The following is from Max Howell @twitter:

Google: 90% of our engineers use the software you wrote (Homebrew), but you can't invert a binary tree on a whiteboard so fuck off.

Now it's your turn to prove that YOU CAN invert a binary tree!

Input Specification:

Each input file contains one test case. For each case, the first line gives a positive integer N (≤10) which is the total number of nodes in the tree -- and hence the nodes are numbered from 0 to N−1. Then N lines follow, each corresponds to a node from 0 to N−1, and gives the indices of the left and right children of the node. If the child does not exist, a -

Output Specification:

For each test case, print in the first line the level-order, and then in the second line the in-order traversal sequences of the inverted tree. There must be exactly one space between any adjacent numbers, and no extra space at the end of the line.

Sample Input:

8
1 -
- -
0 -
2 7
- -
- -
5 -
4 6

Sample Output:

3 7 2 6 4 0 5 1
6 5 7 4 3 2 0 1

程式碼如下：

#include <cstdio>
#include <cstring>
#include <algorithm>
#include <iostream>
#include <vector>
#include <queue>
using namespace std;
const int maxn=15;
int n;
int root;
int par[maxn];
struct node
{
    int left,right;
};
node a[maxn];
vector<int>v1,v2;
void level (int root)
{
    queue<int>q;
    q.push(root);
    while (!q.empty())
    {
        int Size=q.size();
        while (Size--)
        {
            int t=q.front();
            q.pop();
            v2.push_back(t);
            if(a[t].right!=-1)
            {
                q.push(a[t].right);
            }
            if(a[t].left!=-1)

● Dataset extract:
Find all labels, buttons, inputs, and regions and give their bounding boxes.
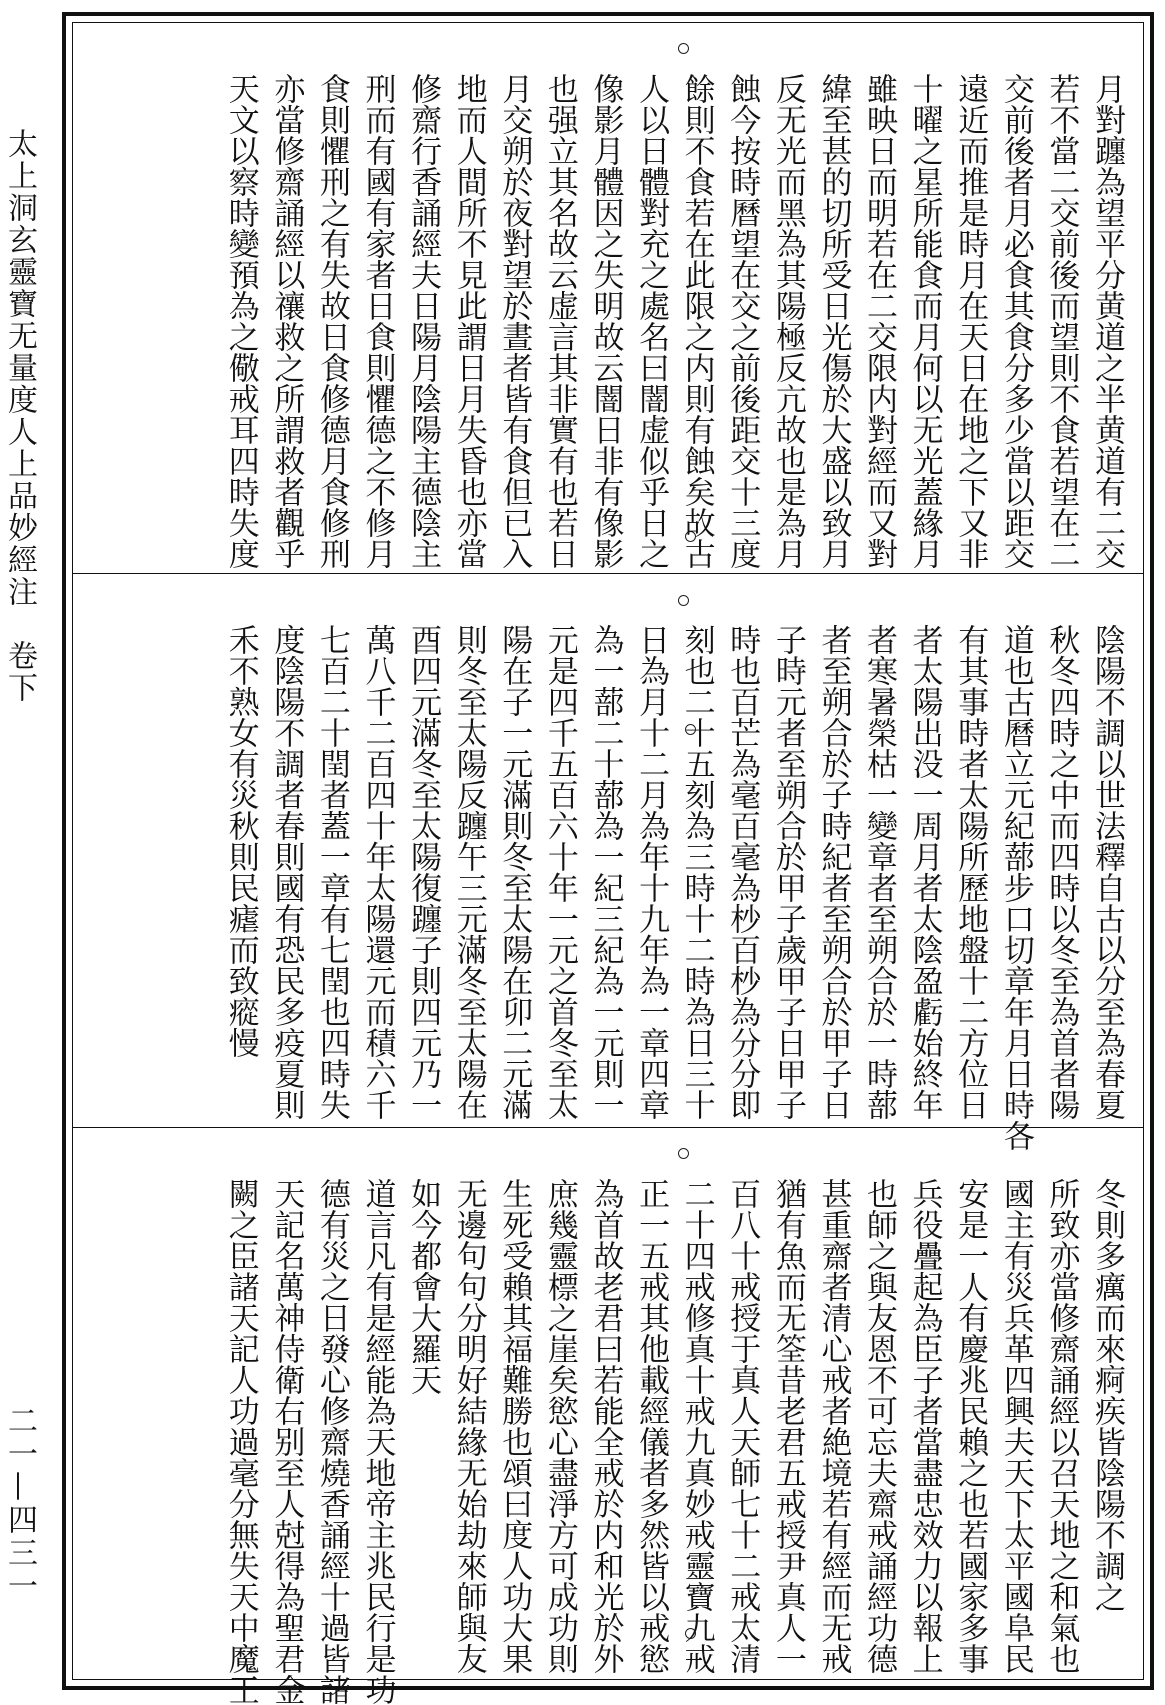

● Written request 1: In the binary tree inversion problem, copy the passage from "The following is" to "of the line.".
● Written request 2: Continue the binary tree inversion page from its last line.

● Result 1:
The following is from Max Howell @twitter:

Google: 90% of our engineers use the software you wrote (Homebrew), but you can't invert a binary tree on a whiteboard so fuck off.

Now it's your turn to prove that YOU CAN invert a binary tree!

Input Specification:

Each input file contains one test case. For each case, the first line gives a positive integer N (≤10) which is the total number of nodes in the tree -- and hence the nodes are numbered from 0 to N−1. Then N lines follow, each corresponds to a node from 0 to N−1, and gives the indices of the left and right children of the node. If the child does not exist, a -

Output Specification:

For each test case, print in the first line the level-order, and then in the second line the in-order traversal sequences of the inverted tree. There must be exactly one space between any adjacent numbers, and no extra space at the end of the line.

● Result 2:
            {
                q.push(a[t].left);
            }
        }
    }
}
void inorder(int root)
{
    if(root==-1)
    {
        return;
    }
    inorder(a[root].left);
    v1.push_back(root);
    inorder(a[root].right);
}
int main()
{
    memset (par,-1,sizeof(par));
    scanf("%d",&n);
    getchar();
    for (int i=0;i<n;i++)
    {
        char x,y;
        scanf("%c %c",&x,&y);
        getchar();
        if(x=='-')
        {
            a[i].left=-1;
        }
        else
        {
            a[i].left=x-'0';
            par[x-'0']=i;
        }
        if(y=='-')
        {
            a[i].right=-1;
        }
        else
        {
            a[i].right=y-'0';
            par[y-'0']=i;
        }
    }
    for (int i=0;i<n;i++)
    {
        if(par[i]==-1)
        {
            root=i;
            break;
        }
    }
    level(root);
    inorder(root);
    for (int i=0;i<v1.size();i++)
    {
        printf("%d%c",v2[i],i==v1.size()-1?'\n':' ');
    }
    for (int i=v1.size()-1;i>=0;i--)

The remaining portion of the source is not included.